** BEGIN ENTRIES SHOWN **
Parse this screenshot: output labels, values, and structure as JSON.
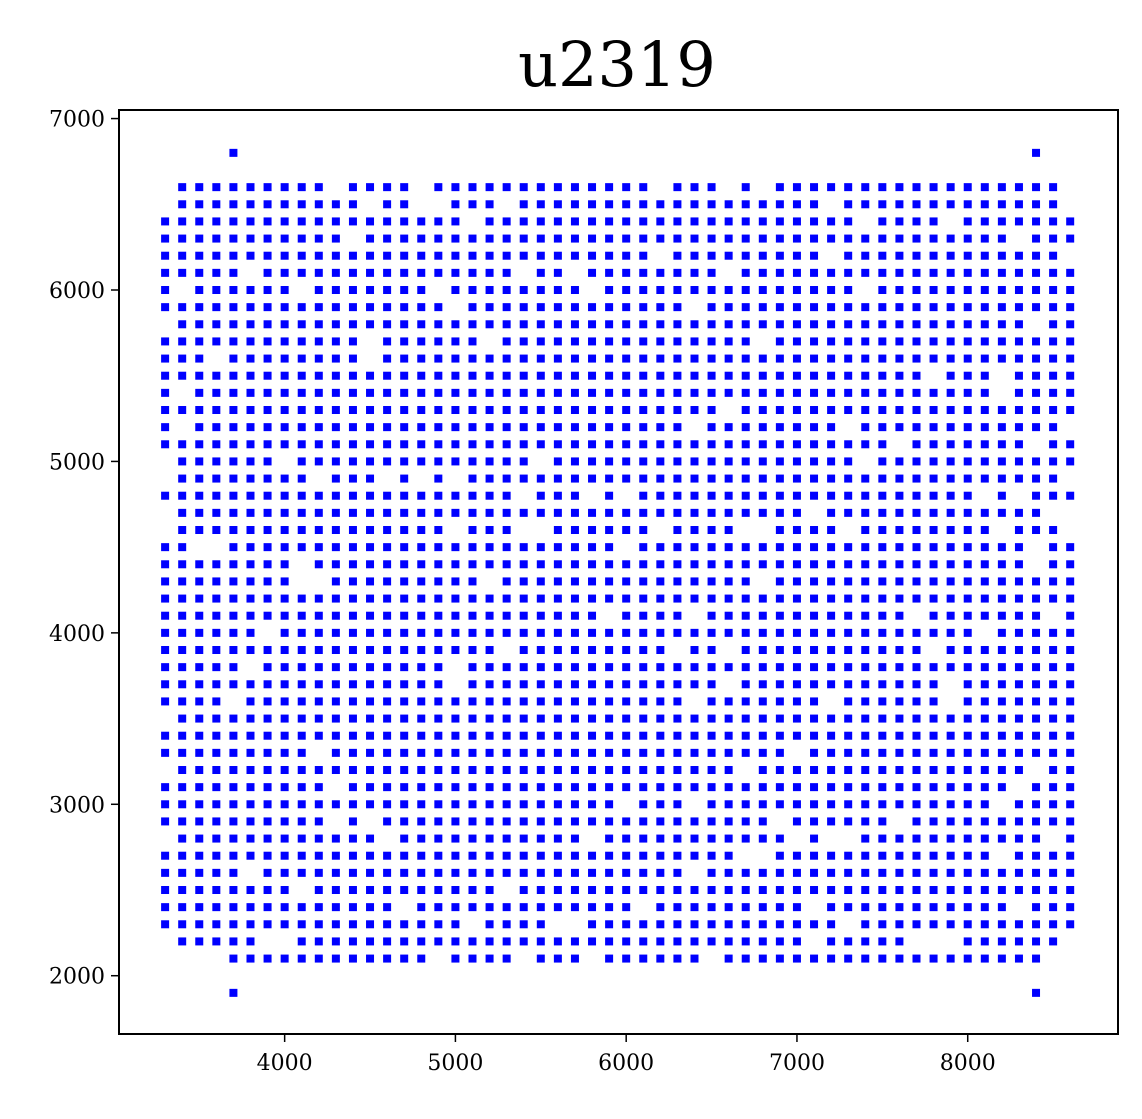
{
  "chart_data": {
    "type": "scatter",
    "title": "u2319",
    "xlabel": "",
    "ylabel": "",
    "xlim": [
      3030,
      8880
    ],
    "ylim": [
      1660,
      7050
    ],
    "xticks": [
      4000,
      5000,
      6000,
      7000,
      8000
    ],
    "yticks": [
      2000,
      3000,
      4000,
      5000,
      6000,
      7000
    ],
    "xtick_labels": [
      "4000",
      "5000",
      "6000",
      "7000",
      "8000"
    ],
    "ytick_labels": [
      "2000",
      "3000",
      "4000",
      "5000",
      "6000",
      "7000"
    ],
    "grid": false,
    "marker": "square",
    "marker_color": "#0000ff",
    "series": [
      {
        "grid_pattern": {
          "x_start": 3300,
          "x_end": 8600,
          "x_step": 100,
          "y_start": 2100,
          "y_end": 6600,
          "y_step": 100,
          "note_shape": "rectangular grid with clipped corners; scattered missing points"
        },
        "extra_points": [
          [
            3700,
            6800
          ],
          [
            8400,
            6800
          ],
          [
            3700,
            1900
          ],
          [
            8400,
            1900
          ]
        ]
      }
    ]
  }
}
** END ENTRIES SHOWN **
JOB:
Leave the pictures out and copy the rest of the data exactly.

RESPONSE TO THIS EXERCISE:
Parse this screenshot: output labels, values, and structure as JSON.
{
  "chart_data": {
    "type": "scatter",
    "title": "u2319",
    "xlabel": "",
    "ylabel": "",
    "xlim": [
      3030,
      8880
    ],
    "ylim": [
      1660,
      7050
    ],
    "xticks": [
      4000,
      5000,
      6000,
      7000,
      8000
    ],
    "yticks": [
      2000,
      3000,
      4000,
      5000,
      6000,
      7000
    ],
    "xtick_labels": [
      "4000",
      "5000",
      "6000",
      "7000",
      "8000"
    ],
    "ytick_labels": [
      "2000",
      "3000",
      "4000",
      "5000",
      "6000",
      "7000"
    ],
    "grid": false,
    "marker": "square",
    "marker_color": "#0000ff",
    "series": [
      {
        "grid_pattern": {
          "x_start": 3300,
          "x_end": 8600,
          "x_step": 100,
          "y_start": 2100,
          "y_end": 6600,
          "y_step": 100,
          "note_shape": "rectangular grid with clipped corners; scattered missing points"
        },
        "extra_points": [
          [
            3700,
            6800
          ],
          [
            8400,
            6800
          ],
          [
            3700,
            1900
          ],
          [
            8400,
            1900
          ]
        ]
      }
    ]
  }
}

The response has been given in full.